■ **THE PROBLEM**:
Make a tally of the lines in the records that include the string "кассационных", and give only that number.
** BEGIN SOURCE DATA **
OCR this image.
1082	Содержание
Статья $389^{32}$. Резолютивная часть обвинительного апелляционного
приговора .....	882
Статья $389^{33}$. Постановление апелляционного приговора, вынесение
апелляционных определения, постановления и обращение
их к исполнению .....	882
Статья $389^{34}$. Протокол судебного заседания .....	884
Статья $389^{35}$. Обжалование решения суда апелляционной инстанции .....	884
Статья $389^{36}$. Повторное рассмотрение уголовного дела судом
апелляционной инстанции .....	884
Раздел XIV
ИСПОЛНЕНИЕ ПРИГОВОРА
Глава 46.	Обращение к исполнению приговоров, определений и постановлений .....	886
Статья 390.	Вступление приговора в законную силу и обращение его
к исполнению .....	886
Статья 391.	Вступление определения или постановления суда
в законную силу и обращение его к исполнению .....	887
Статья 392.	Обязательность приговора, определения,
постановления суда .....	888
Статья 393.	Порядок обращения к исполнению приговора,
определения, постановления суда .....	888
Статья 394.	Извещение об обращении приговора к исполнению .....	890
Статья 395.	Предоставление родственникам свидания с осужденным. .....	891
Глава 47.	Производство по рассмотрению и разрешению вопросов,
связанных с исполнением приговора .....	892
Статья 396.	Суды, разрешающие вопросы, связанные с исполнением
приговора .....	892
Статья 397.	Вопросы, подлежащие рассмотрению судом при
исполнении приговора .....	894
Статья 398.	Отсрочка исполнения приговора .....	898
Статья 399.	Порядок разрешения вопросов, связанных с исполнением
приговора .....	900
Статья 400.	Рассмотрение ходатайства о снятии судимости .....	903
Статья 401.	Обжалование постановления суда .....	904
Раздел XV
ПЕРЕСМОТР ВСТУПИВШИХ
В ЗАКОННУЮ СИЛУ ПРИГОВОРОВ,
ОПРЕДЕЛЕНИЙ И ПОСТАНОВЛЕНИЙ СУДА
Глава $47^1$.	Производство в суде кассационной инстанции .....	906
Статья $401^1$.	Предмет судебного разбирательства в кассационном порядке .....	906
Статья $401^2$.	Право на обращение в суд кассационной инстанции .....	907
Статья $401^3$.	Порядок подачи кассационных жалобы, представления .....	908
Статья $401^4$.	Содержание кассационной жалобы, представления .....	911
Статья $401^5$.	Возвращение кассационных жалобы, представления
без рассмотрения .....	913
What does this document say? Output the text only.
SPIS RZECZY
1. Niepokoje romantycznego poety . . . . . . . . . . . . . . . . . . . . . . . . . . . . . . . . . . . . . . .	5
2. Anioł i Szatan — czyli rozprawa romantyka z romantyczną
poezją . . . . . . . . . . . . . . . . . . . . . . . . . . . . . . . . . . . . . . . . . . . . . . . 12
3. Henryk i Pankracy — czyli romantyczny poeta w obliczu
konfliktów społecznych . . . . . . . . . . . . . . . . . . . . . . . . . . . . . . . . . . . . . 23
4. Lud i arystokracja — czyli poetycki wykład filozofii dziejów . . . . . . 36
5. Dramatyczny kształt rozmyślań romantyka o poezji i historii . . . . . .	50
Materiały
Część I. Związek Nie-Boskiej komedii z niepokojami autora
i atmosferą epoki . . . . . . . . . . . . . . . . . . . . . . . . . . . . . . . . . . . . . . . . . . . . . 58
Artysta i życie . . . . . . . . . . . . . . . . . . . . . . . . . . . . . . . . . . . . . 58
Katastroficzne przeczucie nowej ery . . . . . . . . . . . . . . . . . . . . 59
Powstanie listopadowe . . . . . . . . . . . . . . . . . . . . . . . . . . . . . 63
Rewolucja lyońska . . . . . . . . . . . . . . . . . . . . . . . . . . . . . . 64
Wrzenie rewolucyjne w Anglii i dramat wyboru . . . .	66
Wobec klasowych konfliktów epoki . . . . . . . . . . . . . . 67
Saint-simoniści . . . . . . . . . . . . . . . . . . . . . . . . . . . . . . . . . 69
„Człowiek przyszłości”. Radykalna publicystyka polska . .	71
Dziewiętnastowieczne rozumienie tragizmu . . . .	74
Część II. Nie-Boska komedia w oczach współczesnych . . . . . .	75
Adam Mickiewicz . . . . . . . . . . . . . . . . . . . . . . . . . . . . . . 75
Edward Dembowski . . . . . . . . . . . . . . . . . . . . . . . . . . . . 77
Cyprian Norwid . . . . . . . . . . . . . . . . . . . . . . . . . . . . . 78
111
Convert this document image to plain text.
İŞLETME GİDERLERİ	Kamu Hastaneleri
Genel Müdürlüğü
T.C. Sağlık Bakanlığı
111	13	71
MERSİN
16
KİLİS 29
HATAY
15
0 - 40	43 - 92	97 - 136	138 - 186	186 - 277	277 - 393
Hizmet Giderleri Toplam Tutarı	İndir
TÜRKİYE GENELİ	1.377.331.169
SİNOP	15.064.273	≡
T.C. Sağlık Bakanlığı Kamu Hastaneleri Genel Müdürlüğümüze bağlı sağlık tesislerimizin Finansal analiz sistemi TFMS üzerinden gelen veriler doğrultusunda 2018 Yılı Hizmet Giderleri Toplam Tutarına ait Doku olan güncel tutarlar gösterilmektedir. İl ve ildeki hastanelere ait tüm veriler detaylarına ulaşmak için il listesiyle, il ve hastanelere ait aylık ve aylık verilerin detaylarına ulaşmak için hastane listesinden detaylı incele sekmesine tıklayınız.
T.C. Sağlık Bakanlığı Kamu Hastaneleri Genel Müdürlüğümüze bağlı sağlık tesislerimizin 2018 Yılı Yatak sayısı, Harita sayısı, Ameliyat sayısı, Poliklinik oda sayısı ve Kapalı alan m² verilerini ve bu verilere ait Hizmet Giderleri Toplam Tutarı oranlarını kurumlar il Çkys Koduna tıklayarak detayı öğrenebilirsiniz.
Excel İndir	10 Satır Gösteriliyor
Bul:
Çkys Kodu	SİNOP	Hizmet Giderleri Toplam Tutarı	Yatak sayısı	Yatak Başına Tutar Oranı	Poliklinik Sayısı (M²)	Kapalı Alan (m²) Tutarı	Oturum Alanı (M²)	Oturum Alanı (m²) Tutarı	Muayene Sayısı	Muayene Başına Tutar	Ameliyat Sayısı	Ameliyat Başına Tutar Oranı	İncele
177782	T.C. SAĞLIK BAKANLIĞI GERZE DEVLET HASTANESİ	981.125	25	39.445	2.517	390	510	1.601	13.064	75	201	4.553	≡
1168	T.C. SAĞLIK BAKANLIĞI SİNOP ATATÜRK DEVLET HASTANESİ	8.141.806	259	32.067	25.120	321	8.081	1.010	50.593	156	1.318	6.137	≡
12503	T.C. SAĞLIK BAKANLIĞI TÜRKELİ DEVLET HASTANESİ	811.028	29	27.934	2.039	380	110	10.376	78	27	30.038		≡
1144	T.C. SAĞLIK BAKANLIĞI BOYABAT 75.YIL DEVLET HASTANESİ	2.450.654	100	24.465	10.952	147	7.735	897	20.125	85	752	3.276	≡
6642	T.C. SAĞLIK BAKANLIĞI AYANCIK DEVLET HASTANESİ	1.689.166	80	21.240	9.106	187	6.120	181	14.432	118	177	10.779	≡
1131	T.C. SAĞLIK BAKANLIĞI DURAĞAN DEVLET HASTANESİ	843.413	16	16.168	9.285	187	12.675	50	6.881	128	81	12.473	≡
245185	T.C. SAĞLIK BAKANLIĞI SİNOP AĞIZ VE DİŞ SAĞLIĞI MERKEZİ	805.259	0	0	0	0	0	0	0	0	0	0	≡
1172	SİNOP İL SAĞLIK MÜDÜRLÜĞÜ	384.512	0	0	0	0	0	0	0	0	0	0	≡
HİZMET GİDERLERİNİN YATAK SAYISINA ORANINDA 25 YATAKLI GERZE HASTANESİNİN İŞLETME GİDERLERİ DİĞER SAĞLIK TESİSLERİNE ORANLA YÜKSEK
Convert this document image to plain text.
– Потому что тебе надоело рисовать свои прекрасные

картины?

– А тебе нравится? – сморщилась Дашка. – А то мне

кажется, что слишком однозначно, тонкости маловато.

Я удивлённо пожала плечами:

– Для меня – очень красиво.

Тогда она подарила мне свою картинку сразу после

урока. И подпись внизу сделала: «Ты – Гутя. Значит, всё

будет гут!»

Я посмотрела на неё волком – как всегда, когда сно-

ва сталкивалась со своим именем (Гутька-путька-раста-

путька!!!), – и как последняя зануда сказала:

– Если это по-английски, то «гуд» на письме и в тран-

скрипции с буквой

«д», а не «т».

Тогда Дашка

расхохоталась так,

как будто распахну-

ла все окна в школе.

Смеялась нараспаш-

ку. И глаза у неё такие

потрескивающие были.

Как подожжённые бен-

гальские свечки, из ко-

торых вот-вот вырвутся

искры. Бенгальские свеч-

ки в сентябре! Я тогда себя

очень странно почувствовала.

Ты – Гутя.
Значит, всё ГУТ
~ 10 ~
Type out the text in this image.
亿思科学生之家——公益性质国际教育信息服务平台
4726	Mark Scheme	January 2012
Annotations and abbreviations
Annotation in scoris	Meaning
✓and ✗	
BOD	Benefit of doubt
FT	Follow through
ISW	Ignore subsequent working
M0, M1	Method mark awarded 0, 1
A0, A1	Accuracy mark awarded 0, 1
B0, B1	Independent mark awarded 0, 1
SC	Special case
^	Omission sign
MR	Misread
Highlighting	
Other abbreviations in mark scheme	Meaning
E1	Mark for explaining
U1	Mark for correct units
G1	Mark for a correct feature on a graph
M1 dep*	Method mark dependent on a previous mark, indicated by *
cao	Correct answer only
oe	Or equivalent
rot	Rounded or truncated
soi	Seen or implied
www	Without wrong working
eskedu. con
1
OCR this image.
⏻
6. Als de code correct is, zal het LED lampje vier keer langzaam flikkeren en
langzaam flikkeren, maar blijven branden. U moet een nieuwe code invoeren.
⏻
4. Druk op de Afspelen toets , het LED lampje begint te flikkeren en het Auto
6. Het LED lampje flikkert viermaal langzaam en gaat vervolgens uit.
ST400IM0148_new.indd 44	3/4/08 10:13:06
** END SOURCE DATA **
■ **SOLUTION TO THE EXERCISE**:
2